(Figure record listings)
# # # #
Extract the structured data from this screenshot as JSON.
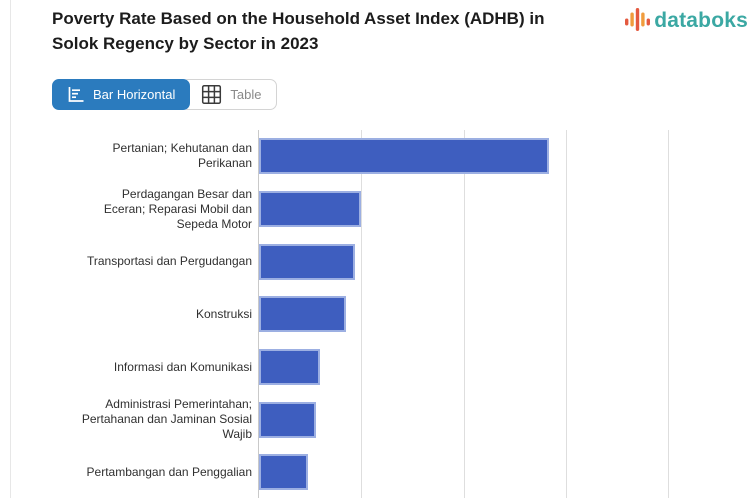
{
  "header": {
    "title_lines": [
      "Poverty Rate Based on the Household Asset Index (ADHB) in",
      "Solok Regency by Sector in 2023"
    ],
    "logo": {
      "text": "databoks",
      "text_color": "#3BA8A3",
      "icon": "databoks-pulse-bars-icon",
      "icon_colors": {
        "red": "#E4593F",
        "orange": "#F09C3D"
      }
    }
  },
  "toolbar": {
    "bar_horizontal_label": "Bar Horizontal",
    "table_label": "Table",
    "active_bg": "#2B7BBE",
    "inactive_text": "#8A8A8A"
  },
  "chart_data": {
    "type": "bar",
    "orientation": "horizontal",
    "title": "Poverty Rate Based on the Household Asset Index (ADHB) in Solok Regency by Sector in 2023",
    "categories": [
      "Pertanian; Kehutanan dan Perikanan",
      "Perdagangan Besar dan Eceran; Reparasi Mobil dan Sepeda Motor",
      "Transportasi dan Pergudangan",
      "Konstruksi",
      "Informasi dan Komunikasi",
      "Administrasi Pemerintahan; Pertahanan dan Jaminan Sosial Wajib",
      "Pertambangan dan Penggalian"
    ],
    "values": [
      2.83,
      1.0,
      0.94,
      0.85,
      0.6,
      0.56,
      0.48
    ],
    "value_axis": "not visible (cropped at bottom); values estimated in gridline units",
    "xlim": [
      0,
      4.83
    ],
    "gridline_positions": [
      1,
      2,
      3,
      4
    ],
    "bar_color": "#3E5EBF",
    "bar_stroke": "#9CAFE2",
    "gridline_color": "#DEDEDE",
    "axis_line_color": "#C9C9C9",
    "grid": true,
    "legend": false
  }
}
# # # #
Exercise requirements
Pictures are excluded; repeat every record exactly.

Reply
Extract the structured data from this screenshot as JSON.
{
  "header": {
    "title_lines": [
      "Poverty Rate Based on the Household Asset Index (ADHB) in",
      "Solok Regency by Sector in 2023"
    ],
    "logo": {
      "text": "databoks",
      "text_color": "#3BA8A3",
      "icon": "databoks-pulse-bars-icon",
      "icon_colors": {
        "red": "#E4593F",
        "orange": "#F09C3D"
      }
    }
  },
  "toolbar": {
    "bar_horizontal_label": "Bar Horizontal",
    "table_label": "Table",
    "active_bg": "#2B7BBE",
    "inactive_text": "#8A8A8A"
  },
  "chart_data": {
    "type": "bar",
    "orientation": "horizontal",
    "title": "Poverty Rate Based on the Household Asset Index (ADHB) in Solok Regency by Sector in 2023",
    "categories": [
      "Pertanian; Kehutanan dan Perikanan",
      "Perdagangan Besar dan Eceran; Reparasi Mobil dan Sepeda Motor",
      "Transportasi dan Pergudangan",
      "Konstruksi",
      "Informasi dan Komunikasi",
      "Administrasi Pemerintahan; Pertahanan dan Jaminan Sosial Wajib",
      "Pertambangan dan Penggalian"
    ],
    "values": [
      2.83,
      1.0,
      0.94,
      0.85,
      0.6,
      0.56,
      0.48
    ],
    "value_axis": "not visible (cropped at bottom); values estimated in gridline units",
    "xlim": [
      0,
      4.83
    ],
    "gridline_positions": [
      1,
      2,
      3,
      4
    ],
    "bar_color": "#3E5EBF",
    "bar_stroke": "#9CAFE2",
    "gridline_color": "#DEDEDE",
    "axis_line_color": "#C9C9C9",
    "grid": true,
    "legend": false
  }
}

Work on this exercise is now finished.